WRITTEN INSTRUCTION
Your task is to copy the listing exactly, with the pictures left out.

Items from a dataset

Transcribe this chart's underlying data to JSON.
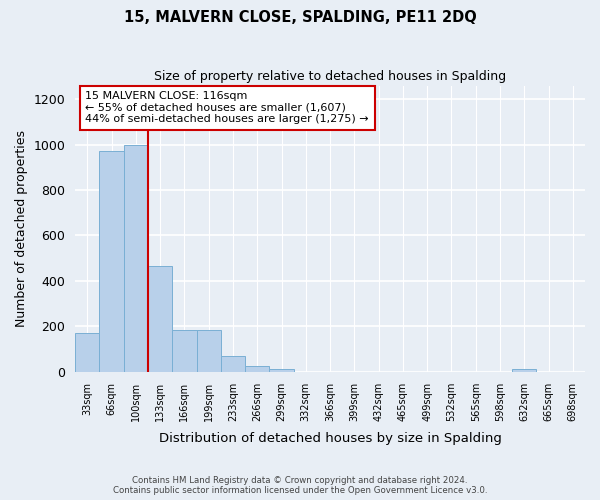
{
  "title": "15, MALVERN CLOSE, SPALDING, PE11 2DQ",
  "subtitle": "Size of property relative to detached houses in Spalding",
  "xlabel": "Distribution of detached houses by size in Spalding",
  "ylabel": "Number of detached properties",
  "bar_labels": [
    "33sqm",
    "66sqm",
    "100sqm",
    "133sqm",
    "166sqm",
    "199sqm",
    "233sqm",
    "266sqm",
    "299sqm",
    "332sqm",
    "366sqm",
    "399sqm",
    "432sqm",
    "465sqm",
    "499sqm",
    "532sqm",
    "565sqm",
    "598sqm",
    "632sqm",
    "665sqm",
    "698sqm"
  ],
  "bar_values": [
    170,
    970,
    1000,
    465,
    185,
    185,
    70,
    25,
    13,
    0,
    0,
    0,
    0,
    0,
    0,
    0,
    0,
    0,
    13,
    0,
    0
  ],
  "bar_color": "#b8d0ea",
  "bar_edge_color": "#7aafd4",
  "vline_x": 2,
  "vline_color": "#cc0000",
  "ylim": [
    0,
    1260
  ],
  "yticks": [
    0,
    200,
    400,
    600,
    800,
    1000,
    1200
  ],
  "annotation_title": "15 MALVERN CLOSE: 116sqm",
  "annotation_line1": "← 55% of detached houses are smaller (1,607)",
  "annotation_line2": "44% of semi-detached houses are larger (1,275) →",
  "annotation_box_color": "#ffffff",
  "annotation_box_edge": "#cc0000",
  "footer_line1": "Contains HM Land Registry data © Crown copyright and database right 2024.",
  "footer_line2": "Contains public sector information licensed under the Open Government Licence v3.0.",
  "bg_color": "#e8eef5",
  "grid_color": "#ffffff"
}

THE REPLY
Transcribe this chart's underlying data to JSON.
{
  "title": "15, MALVERN CLOSE, SPALDING, PE11 2DQ",
  "subtitle": "Size of property relative to detached houses in Spalding",
  "xlabel": "Distribution of detached houses by size in Spalding",
  "ylabel": "Number of detached properties",
  "bar_labels": [
    "33sqm",
    "66sqm",
    "100sqm",
    "133sqm",
    "166sqm",
    "199sqm",
    "233sqm",
    "266sqm",
    "299sqm",
    "332sqm",
    "366sqm",
    "399sqm",
    "432sqm",
    "465sqm",
    "499sqm",
    "532sqm",
    "565sqm",
    "598sqm",
    "632sqm",
    "665sqm",
    "698sqm"
  ],
  "bar_values": [
    170,
    970,
    1000,
    465,
    185,
    185,
    70,
    25,
    13,
    0,
    0,
    0,
    0,
    0,
    0,
    0,
    0,
    0,
    13,
    0,
    0
  ],
  "bar_color": "#b8d0ea",
  "bar_edge_color": "#7aafd4",
  "vline_x": 2,
  "vline_color": "#cc0000",
  "ylim": [
    0,
    1260
  ],
  "yticks": [
    0,
    200,
    400,
    600,
    800,
    1000,
    1200
  ],
  "annotation_title": "15 MALVERN CLOSE: 116sqm",
  "annotation_line1": "← 55% of detached houses are smaller (1,607)",
  "annotation_line2": "44% of semi-detached houses are larger (1,275) →",
  "annotation_box_color": "#ffffff",
  "annotation_box_edge": "#cc0000",
  "footer_line1": "Contains HM Land Registry data © Crown copyright and database right 2024.",
  "footer_line2": "Contains public sector information licensed under the Open Government Licence v3.0.",
  "bg_color": "#e8eef5",
  "grid_color": "#ffffff"
}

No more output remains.